*Brief*
Copy every record below exactly.

*Records for processing*
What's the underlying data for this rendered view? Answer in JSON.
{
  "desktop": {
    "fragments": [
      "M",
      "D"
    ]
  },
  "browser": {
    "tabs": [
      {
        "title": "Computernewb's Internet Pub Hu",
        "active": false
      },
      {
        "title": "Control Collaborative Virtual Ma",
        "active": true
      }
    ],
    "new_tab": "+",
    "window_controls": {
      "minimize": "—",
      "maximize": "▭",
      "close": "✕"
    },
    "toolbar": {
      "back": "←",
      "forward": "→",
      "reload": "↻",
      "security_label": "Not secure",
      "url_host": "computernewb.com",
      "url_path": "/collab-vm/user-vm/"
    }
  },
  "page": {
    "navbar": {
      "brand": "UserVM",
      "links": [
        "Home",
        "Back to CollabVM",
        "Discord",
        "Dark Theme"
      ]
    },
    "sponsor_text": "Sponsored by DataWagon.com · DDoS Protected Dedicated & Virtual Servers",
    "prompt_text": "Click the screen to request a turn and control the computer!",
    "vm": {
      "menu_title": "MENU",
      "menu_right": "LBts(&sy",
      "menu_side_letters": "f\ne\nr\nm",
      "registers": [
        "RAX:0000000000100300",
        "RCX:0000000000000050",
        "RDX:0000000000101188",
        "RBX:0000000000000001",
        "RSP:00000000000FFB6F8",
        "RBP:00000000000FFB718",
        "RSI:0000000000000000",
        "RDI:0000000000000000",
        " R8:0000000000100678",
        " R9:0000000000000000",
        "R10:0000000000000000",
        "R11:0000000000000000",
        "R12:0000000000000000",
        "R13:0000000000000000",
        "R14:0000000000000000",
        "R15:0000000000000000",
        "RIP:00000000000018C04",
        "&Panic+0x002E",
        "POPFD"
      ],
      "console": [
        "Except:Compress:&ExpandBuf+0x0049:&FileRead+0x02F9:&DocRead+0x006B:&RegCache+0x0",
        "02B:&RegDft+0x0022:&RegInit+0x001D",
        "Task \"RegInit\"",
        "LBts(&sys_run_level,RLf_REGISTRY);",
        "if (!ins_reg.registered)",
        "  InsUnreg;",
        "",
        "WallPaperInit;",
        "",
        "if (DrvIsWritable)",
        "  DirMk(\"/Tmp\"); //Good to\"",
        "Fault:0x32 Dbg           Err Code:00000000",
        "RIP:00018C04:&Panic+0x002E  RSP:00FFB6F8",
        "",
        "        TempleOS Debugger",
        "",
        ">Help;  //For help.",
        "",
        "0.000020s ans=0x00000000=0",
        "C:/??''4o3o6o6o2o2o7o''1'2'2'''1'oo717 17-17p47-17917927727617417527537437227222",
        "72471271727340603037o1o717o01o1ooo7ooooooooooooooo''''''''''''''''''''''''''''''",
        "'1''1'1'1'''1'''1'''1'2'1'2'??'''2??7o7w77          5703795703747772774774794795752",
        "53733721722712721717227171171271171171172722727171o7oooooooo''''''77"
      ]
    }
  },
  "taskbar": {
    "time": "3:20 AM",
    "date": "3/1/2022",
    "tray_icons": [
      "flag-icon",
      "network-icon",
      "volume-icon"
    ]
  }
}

*Full response*
What's the underlying data for this rendered view? Answer in JSON.
{
  "desktop": {
    "fragments": [
      "M",
      "D"
    ]
  },
  "browser": {
    "tabs": [
      {
        "title": "Computernewb's Internet Pub Hu",
        "active": false
      },
      {
        "title": "Control Collaborative Virtual Ma",
        "active": true
      }
    ],
    "new_tab": "+",
    "window_controls": {
      "minimize": "—",
      "maximize": "▭",
      "close": "✕"
    },
    "toolbar": {
      "back": "←",
      "forward": "→",
      "reload": "↻",
      "security_label": "Not secure",
      "url_host": "computernewb.com",
      "url_path": "/collab-vm/user-vm/"
    }
  },
  "page": {
    "navbar": {
      "brand": "UserVM",
      "links": [
        "Home",
        "Back to CollabVM",
        "Discord",
        "Dark Theme"
      ]
    },
    "sponsor_text": "Sponsored by DataWagon.com · DDoS Protected Dedicated & Virtual Servers",
    "prompt_text": "Click the screen to request a turn and control the computer!",
    "vm": {
      "menu_title": "MENU",
      "menu_right": "LBts(&sy",
      "menu_side_letters": "f\ne\nr\nm",
      "registers": [
        "RAX:0000000000100300",
        "RCX:0000000000000050",
        "RDX:0000000000101188",
        "RBX:0000000000000001",
        "RSP:00000000000FFB6F8",
        "RBP:00000000000FFB718",
        "RSI:0000000000000000",
        "RDI:0000000000000000",
        " R8:0000000000100678",
        " R9:0000000000000000",
        "R10:0000000000000000",
        "R11:0000000000000000",
        "R12:0000000000000000",
        "R13:0000000000000000",
        "R14:0000000000000000",
        "R15:0000000000000000",
        "RIP:00000000000018C04",
        "&Panic+0x002E",
        "POPFD"
      ],
      "console": [
        "Except:Compress:&ExpandBuf+0x0049:&FileRead+0x02F9:&DocRead+0x006B:&RegCache+0x0",
        "02B:&RegDft+0x0022:&RegInit+0x001D",
        "Task \"RegInit\"",
        "LBts(&sys_run_level,RLf_REGISTRY);",
        "if (!ins_reg.registered)",
        "  InsUnreg;",
        "",
        "WallPaperInit;",
        "",
        "if (DrvIsWritable)",
        "  DirMk(\"/Tmp\"); //Good to\"",
        "Fault:0x32 Dbg           Err Code:00000000",
        "RIP:00018C04:&Panic+0x002E  RSP:00FFB6F8",
        "",
        "        TempleOS Debugger",
        "",
        ">Help;  //For help.",
        "",
        "0.000020s ans=0x00000000=0",
        "C:/??''4o3o6o6o2o2o7o''1'2'2'''1'oo717 17-17p47-17917927727617417527537437227222",
        "72471271727340603037o1o717o01o1ooo7ooooooooooooooo''''''''''''''''''''''''''''''",
        "'1''1'1'1'''1'''1'''1'2'1'2'??'''2??7o7w77          5703795703747772774774794795752",
        "53733721722712721717227171171271171171172722727171o7oooooooo''''''77"
      ]
    }
  },
  "taskbar": {
    "time": "3:20 AM",
    "date": "3/1/2022",
    "tray_icons": [
      "flag-icon",
      "network-icon",
      "volume-icon"
    ]
  }
}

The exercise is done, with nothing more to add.